◆ Set exercise:
Draw out every line with the word "main" from the listing below.

◆ Dataset excerpts:
————

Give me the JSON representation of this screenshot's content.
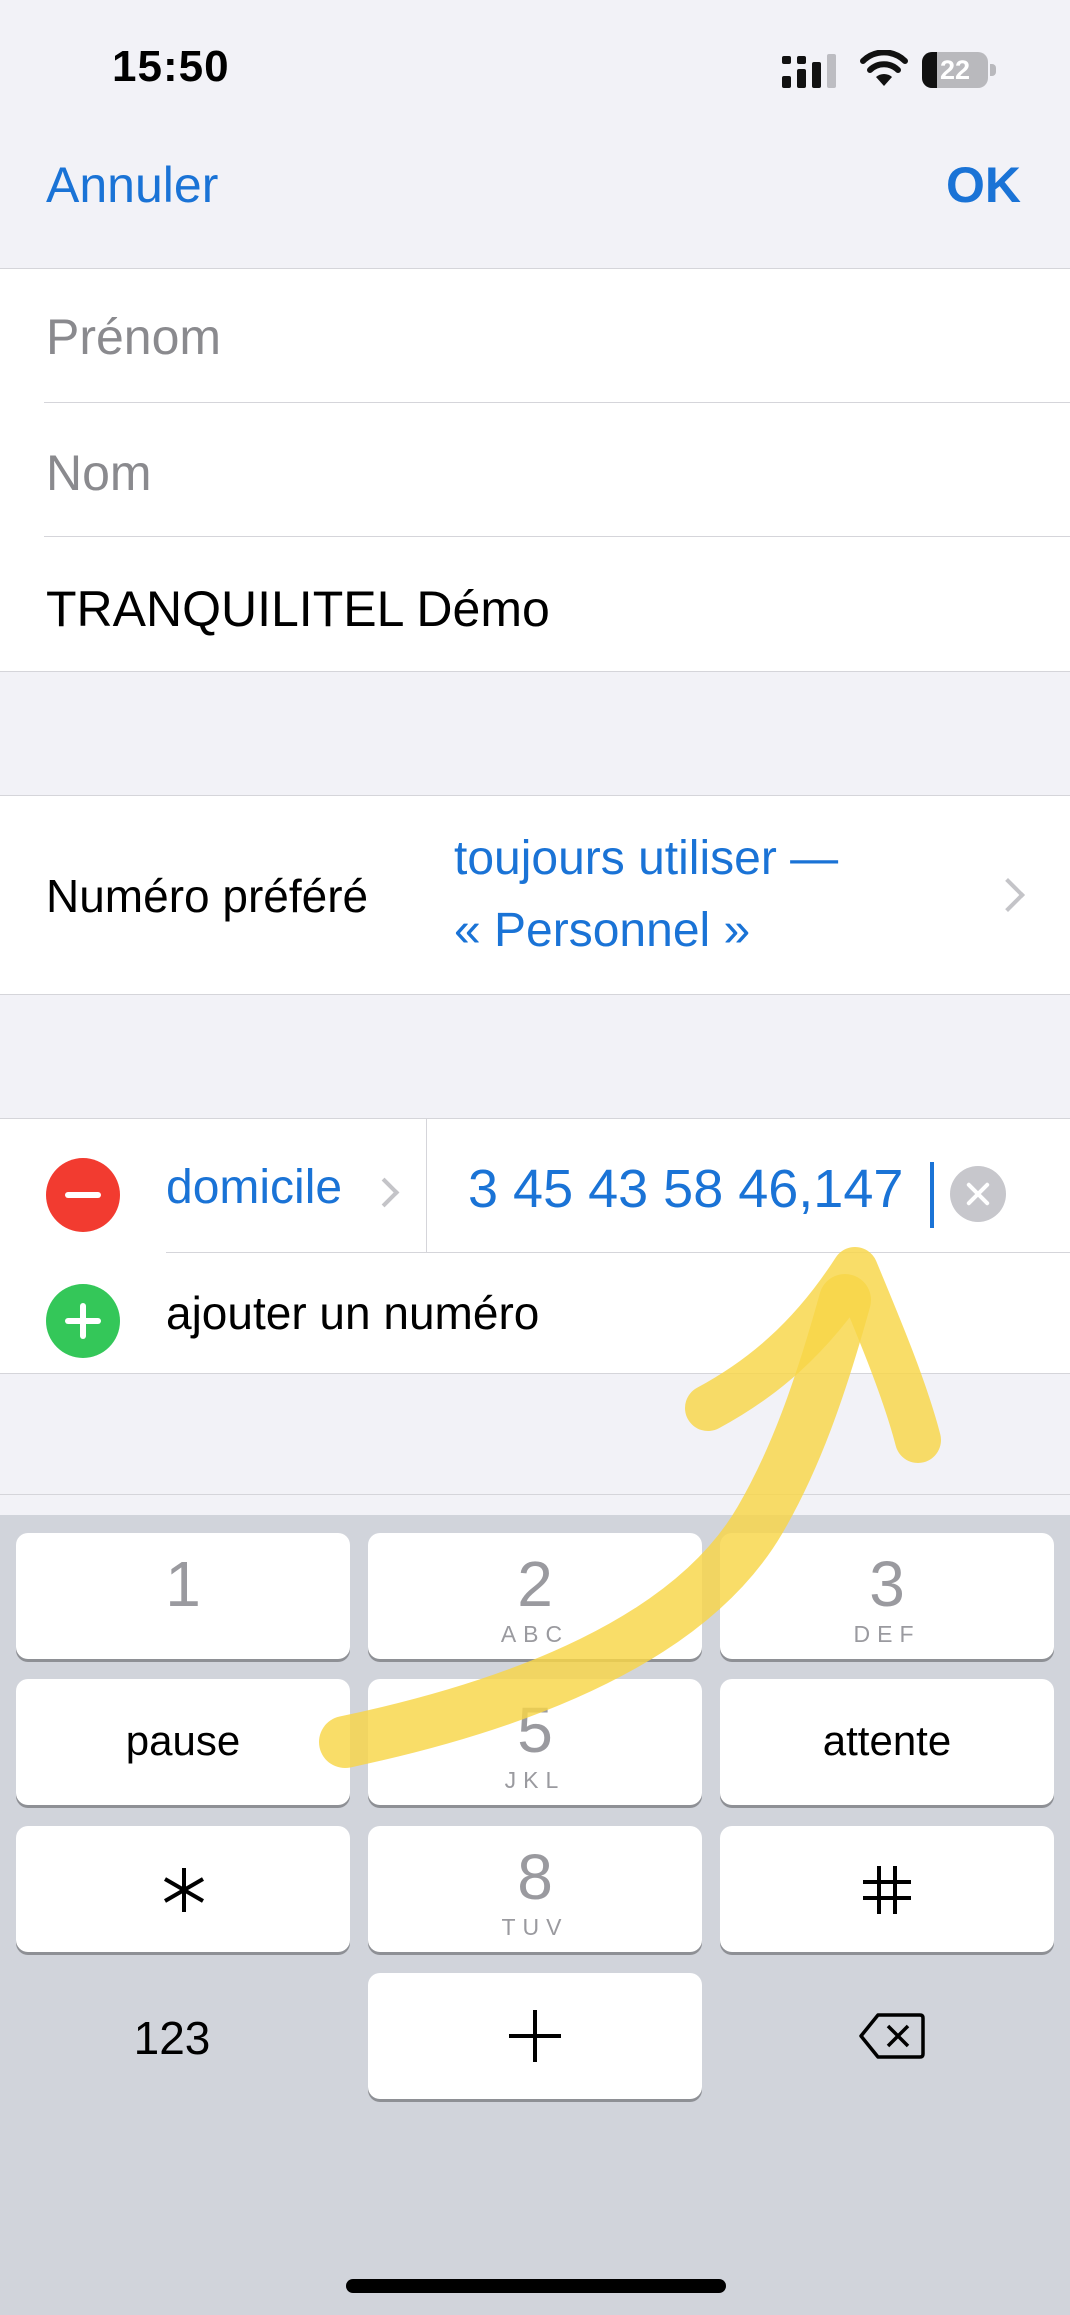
{
  "status_bar": {
    "time": "15:50",
    "battery_level": "22",
    "battery_fraction": 0.22,
    "icons": [
      "signal-icon",
      "wifi-icon",
      "battery-icon"
    ]
  },
  "nav": {
    "cancel_label": "Annuler",
    "done_label": "OK"
  },
  "name_section": {
    "first_name_placeholder": "Prénom",
    "last_name_placeholder": "Nom",
    "company_value": "TRANQUILITEL Démo"
  },
  "preferred_number": {
    "label": "Numéro préféré",
    "value_line1": "toujours utiliser —",
    "value_line2": "« Personnel »"
  },
  "phone_section": {
    "phone_label": "domicile",
    "phone_value": "3 45 43 58 46,147",
    "add_label": "ajouter un numéro"
  },
  "keypad": {
    "keys": [
      {
        "main": "1",
        "letters": ""
      },
      {
        "main": "2",
        "letters": "ABC"
      },
      {
        "main": "3",
        "letters": "DEF"
      },
      {
        "main": "pause",
        "letters": ""
      },
      {
        "main": "5",
        "letters": "JKL"
      },
      {
        "main": "attente",
        "letters": ""
      },
      {
        "main": "*",
        "letters": ""
      },
      {
        "main": "8",
        "letters": "TUV"
      },
      {
        "main": "#",
        "letters": ""
      },
      {
        "main": "123",
        "letters": ""
      },
      {
        "main": "+",
        "letters": ""
      },
      {
        "main": "",
        "letters": ""
      }
    ]
  },
  "colors": {
    "accent": "#1a73d6",
    "delete_red": "#f23b30",
    "add_green": "#34c759",
    "highlight_yellow": "#f8d547"
  }
}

————

◆ The answer:
        "main": "1",
        "main": "2",
        "main": "3",
        "main": "pause",
        "main": "5",
        "main": "attente",
        "main": "*",
        "main": "8",
        "main": "#",
        "main": "123",
        "main": "+",
        "main": "",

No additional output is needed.